— Begin —

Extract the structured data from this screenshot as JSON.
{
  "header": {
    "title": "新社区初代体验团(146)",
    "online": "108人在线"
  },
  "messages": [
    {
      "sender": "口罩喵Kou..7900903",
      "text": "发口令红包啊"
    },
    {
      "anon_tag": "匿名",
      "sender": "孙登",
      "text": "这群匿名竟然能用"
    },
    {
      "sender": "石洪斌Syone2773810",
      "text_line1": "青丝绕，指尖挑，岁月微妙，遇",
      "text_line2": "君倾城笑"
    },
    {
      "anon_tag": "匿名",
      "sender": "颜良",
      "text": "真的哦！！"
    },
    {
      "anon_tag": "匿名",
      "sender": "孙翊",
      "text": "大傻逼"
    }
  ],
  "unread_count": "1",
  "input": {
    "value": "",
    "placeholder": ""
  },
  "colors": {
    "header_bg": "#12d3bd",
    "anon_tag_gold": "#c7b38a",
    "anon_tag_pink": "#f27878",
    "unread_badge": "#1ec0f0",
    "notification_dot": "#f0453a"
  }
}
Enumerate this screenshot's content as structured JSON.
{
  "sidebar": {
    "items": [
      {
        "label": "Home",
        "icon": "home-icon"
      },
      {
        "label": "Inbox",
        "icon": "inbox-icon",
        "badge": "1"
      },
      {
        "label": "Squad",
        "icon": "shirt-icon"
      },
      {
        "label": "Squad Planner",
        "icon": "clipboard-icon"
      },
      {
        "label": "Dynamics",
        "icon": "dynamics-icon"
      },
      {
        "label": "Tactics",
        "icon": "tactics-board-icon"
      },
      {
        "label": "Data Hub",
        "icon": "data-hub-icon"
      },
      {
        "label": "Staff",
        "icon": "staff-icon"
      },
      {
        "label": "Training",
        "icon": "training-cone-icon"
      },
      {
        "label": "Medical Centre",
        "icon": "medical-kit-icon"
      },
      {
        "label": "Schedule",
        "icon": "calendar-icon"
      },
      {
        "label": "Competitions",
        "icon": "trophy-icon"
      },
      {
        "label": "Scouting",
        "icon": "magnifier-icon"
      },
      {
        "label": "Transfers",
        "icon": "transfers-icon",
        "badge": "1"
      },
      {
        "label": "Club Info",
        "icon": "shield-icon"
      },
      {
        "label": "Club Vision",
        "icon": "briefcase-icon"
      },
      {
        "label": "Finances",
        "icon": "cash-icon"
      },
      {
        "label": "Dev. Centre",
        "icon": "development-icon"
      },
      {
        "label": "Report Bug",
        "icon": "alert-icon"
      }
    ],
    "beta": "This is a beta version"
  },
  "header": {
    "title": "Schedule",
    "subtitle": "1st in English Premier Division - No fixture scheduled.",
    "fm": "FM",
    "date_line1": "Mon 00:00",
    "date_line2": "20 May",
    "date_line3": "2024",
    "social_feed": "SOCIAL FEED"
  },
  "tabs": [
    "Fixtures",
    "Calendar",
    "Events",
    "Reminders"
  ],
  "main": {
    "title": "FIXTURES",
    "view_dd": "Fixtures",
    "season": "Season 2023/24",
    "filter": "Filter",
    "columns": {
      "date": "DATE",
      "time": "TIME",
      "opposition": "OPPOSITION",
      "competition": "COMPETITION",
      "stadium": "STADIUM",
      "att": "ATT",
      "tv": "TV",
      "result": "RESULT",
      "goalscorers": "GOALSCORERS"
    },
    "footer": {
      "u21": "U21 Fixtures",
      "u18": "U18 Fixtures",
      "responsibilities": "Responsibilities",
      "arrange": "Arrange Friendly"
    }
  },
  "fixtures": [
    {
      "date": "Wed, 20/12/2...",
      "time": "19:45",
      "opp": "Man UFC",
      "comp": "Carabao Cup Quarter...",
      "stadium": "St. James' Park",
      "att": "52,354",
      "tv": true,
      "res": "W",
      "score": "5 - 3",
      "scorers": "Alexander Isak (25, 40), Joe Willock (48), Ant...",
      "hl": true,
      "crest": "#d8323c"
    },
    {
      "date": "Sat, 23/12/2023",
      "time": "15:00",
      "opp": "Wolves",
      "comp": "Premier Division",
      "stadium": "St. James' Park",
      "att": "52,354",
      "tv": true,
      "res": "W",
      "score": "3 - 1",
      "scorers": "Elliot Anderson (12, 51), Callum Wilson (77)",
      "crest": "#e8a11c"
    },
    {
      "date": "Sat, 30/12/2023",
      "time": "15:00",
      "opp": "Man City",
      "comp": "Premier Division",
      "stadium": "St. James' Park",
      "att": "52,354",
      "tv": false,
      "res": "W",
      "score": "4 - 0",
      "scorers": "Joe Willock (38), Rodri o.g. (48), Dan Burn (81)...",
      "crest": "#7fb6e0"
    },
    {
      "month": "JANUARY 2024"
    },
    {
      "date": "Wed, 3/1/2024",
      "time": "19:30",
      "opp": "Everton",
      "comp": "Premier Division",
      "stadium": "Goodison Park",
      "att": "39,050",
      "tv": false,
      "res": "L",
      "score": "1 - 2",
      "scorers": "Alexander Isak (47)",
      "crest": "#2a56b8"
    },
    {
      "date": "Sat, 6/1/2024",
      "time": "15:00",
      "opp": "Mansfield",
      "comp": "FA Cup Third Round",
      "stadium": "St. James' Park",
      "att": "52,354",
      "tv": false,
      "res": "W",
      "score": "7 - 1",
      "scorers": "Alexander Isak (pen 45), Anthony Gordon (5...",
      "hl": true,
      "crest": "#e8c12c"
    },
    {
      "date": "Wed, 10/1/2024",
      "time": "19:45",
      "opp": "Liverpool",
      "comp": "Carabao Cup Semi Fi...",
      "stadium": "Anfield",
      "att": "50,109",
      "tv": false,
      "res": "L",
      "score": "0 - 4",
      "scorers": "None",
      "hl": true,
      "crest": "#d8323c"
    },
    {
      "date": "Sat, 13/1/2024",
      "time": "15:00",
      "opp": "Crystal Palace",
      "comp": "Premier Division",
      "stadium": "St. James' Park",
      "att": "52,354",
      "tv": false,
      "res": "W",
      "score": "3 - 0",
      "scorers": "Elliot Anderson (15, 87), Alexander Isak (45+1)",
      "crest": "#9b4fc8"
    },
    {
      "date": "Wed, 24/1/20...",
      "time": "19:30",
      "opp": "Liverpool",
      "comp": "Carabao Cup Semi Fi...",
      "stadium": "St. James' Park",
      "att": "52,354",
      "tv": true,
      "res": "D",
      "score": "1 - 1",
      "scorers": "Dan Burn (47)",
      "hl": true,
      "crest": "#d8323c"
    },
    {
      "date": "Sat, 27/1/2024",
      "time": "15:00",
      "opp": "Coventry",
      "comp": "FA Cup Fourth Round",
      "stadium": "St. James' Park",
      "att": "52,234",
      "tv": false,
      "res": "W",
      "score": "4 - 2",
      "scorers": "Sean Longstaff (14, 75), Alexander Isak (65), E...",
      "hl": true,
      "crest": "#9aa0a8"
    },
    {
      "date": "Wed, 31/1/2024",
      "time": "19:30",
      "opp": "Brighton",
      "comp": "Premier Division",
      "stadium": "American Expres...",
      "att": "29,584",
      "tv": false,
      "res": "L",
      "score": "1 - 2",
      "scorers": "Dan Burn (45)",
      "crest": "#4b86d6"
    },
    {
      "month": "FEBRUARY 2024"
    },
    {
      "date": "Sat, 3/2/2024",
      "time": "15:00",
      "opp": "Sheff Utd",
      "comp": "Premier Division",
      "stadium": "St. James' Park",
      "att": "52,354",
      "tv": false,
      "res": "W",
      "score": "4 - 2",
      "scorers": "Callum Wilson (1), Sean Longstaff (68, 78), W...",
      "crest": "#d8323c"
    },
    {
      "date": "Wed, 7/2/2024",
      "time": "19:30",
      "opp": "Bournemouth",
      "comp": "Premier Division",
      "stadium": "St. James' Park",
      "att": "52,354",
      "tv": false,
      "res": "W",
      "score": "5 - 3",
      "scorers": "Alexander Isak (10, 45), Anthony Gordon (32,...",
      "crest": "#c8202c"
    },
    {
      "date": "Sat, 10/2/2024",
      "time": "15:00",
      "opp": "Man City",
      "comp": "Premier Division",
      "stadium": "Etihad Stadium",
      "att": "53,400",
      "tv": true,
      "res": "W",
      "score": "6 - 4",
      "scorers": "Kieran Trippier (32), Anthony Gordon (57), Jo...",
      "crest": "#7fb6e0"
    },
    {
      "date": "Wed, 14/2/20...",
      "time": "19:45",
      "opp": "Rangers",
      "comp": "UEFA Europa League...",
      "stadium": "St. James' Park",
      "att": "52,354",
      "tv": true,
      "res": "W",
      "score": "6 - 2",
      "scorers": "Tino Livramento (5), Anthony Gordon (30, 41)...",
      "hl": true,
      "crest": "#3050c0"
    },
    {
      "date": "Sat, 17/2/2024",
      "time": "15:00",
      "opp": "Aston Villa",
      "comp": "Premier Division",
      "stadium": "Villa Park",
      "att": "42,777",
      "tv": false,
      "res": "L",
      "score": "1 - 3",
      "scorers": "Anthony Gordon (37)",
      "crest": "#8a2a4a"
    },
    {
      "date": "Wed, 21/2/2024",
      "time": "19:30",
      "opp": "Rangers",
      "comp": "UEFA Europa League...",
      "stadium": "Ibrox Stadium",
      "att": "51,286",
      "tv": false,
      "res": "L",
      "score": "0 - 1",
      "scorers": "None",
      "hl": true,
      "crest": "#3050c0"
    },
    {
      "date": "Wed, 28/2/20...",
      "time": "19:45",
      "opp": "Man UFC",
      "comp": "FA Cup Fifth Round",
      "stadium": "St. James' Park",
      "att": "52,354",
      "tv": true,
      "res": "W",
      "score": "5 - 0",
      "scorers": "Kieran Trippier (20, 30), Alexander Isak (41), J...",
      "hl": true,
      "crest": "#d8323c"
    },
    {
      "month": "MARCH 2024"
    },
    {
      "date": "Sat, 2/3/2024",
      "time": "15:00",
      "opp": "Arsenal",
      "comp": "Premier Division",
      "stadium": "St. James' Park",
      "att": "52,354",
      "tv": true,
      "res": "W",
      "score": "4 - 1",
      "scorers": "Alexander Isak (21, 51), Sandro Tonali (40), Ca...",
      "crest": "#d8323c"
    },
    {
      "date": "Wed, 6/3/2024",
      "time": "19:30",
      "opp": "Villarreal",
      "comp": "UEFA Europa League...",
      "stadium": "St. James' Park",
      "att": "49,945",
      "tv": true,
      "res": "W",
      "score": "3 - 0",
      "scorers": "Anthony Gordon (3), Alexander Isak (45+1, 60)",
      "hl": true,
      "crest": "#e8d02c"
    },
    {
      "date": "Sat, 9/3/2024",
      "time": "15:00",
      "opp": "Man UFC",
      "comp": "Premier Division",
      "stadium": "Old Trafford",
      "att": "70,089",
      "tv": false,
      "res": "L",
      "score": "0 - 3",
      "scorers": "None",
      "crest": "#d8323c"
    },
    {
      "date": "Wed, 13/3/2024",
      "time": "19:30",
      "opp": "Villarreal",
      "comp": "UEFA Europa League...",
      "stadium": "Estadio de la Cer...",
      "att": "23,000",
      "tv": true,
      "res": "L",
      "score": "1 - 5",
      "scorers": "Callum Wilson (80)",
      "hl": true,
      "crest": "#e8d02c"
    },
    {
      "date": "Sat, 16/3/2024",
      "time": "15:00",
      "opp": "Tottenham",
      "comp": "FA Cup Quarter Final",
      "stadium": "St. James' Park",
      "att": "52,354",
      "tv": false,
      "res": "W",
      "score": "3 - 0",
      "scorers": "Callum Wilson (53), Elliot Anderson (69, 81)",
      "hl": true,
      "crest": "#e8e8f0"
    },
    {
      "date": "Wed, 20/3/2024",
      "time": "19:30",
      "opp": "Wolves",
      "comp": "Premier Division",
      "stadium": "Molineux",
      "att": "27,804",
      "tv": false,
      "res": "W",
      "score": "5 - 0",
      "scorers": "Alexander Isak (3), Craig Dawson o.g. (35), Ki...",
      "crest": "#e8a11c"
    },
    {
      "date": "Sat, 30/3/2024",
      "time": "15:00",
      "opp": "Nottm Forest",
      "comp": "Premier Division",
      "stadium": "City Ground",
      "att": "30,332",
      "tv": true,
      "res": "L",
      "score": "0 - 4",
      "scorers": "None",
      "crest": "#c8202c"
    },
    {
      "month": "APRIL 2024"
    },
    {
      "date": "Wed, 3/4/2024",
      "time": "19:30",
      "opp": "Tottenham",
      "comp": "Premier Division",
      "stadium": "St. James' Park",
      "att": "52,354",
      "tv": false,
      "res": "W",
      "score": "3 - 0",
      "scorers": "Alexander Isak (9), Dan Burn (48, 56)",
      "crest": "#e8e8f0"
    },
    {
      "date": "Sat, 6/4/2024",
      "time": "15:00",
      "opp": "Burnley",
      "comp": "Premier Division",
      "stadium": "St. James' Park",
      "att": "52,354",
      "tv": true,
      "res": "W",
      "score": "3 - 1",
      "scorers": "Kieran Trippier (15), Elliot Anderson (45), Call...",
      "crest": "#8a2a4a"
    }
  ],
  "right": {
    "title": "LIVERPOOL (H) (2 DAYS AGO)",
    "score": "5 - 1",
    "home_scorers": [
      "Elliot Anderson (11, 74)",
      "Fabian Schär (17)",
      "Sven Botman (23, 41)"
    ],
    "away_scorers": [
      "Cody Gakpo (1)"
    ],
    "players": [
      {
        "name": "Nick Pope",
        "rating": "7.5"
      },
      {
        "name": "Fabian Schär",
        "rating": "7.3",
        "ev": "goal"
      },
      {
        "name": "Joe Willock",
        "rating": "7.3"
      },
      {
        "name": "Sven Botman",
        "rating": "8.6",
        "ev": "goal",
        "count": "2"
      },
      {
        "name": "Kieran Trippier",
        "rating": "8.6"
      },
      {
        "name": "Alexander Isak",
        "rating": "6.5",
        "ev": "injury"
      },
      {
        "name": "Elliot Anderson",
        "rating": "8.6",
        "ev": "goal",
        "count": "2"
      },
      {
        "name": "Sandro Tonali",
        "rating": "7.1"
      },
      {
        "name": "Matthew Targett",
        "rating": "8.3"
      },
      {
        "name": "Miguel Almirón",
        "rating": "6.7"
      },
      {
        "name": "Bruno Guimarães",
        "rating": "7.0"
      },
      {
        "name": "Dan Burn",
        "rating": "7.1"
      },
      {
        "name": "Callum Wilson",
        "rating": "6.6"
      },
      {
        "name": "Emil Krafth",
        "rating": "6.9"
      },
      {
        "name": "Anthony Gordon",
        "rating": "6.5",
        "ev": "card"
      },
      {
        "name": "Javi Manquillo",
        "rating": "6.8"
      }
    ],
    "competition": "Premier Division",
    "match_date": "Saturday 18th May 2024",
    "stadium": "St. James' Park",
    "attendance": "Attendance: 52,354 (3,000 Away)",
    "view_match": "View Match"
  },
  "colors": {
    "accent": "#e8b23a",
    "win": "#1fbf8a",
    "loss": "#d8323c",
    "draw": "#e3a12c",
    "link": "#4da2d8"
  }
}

— End —

= Exercise details =
Each line that contains the word "sender" counts toward the total; give only that total.

= Exercise response =
5